* _Excerpt_:
►

Form Names in Chinese

Postby Audi » Sat Mar 20, 2004 11:04 pm

Greetings all,

I have long been puzzled by this posture name and appreciate both the question and the proposed answers.

I have no sources to cite, but in looking at all the definitions of "pie1," I have wondered whether the unlerlying meaning is something like "falling away." This could fill out any of the solutions Louis and Jerry have already proposed.

The meaning "to cast" would come from focusing attention on the arc of the throw. The meaning "abandon" would come both from the idea of dropping out of action and moving away from the point of interest. The calligraphic stroke would result from the sense of a stroke that falls away from the center of the character in the direction of the general flow of writing. "Skim" would result from the intended arc of movement and the idea of separating something from its current location.

I wonder whether "pie shen" could also refer either to the fact that the right fist "falls away" from one's own body" or that it "rakes the opponent's body in a skimming action."

◄

* _The problem_: Copy out the forum post above on the meaning of "pie1" in full, word for word.

* _Given data_:
►

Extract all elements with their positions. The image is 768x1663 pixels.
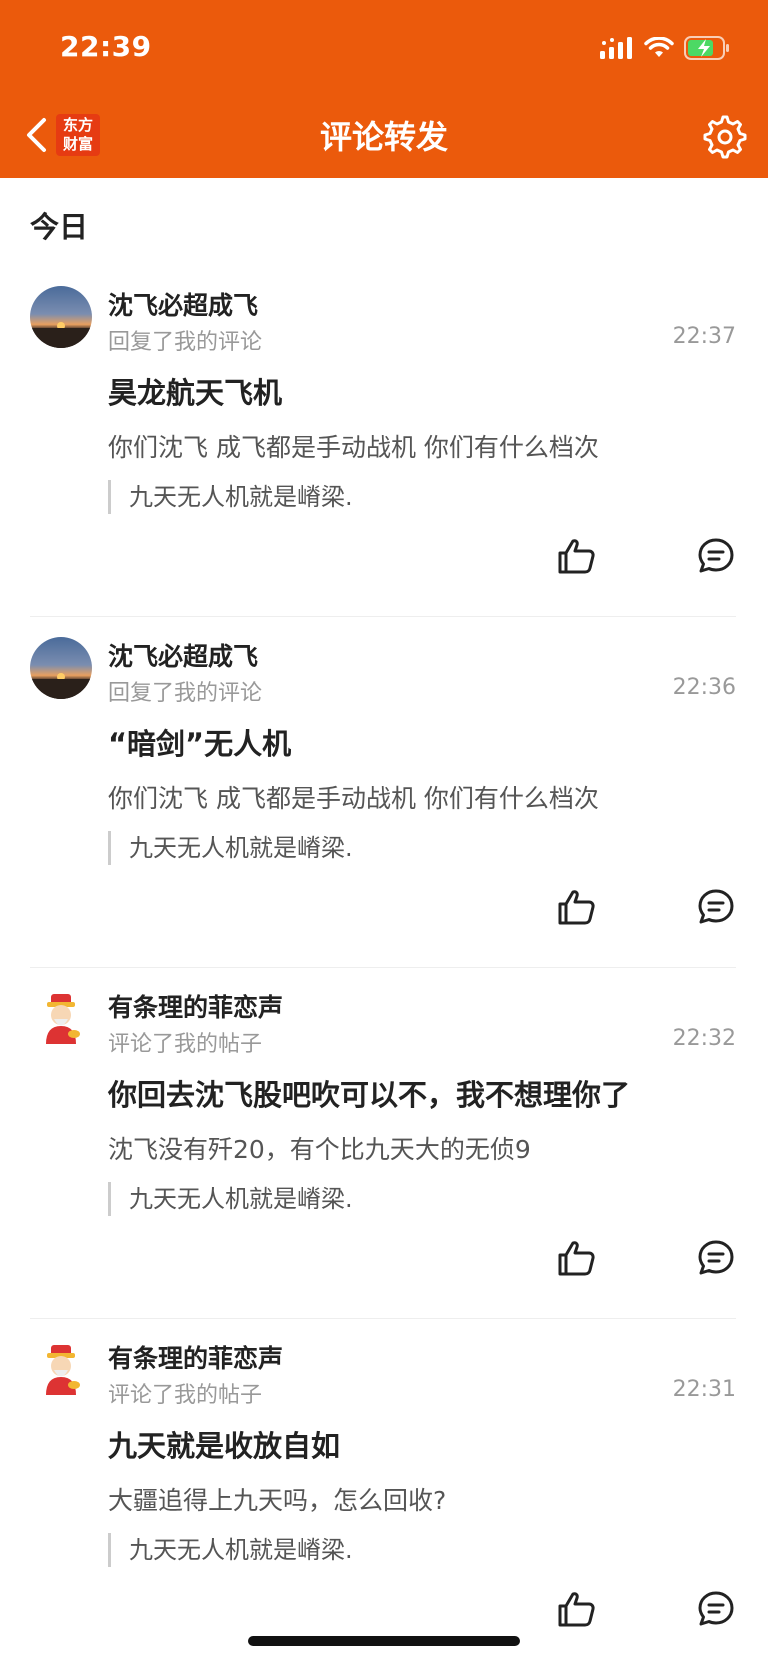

◄

* _Solved problem_:
Form Names in Chinese

Postby Audi » Sat Mar 20, 2004 11:04 pm

Greetings all,

I have long been puzzled by this posture name and appreciate both the question and the proposed answers.

I have no sources to cite, but in looking at all the definitions of "pie1," I have wondered whether the unlerlying meaning is something like "falling away." This could fill out any of the solutions Louis and Jerry have already proposed.

The meaning "to cast" would come from focusing attention on the arc of the throw. The meaning "abandon" would come both from the idea of dropping out of action and moving away from the point of interest. The calligraphic stroke would result from the sense of a stroke that falls away from the center of the character in the direction of the general flow of writing. "Skim" would result from the intended arc of movement and the idea of separating something from its current location.

I wonder whether "pie shen" could also refer either to the fact that the right fist "falls away" from one's own body" or that it "rakes the opponent's body in a skimming action."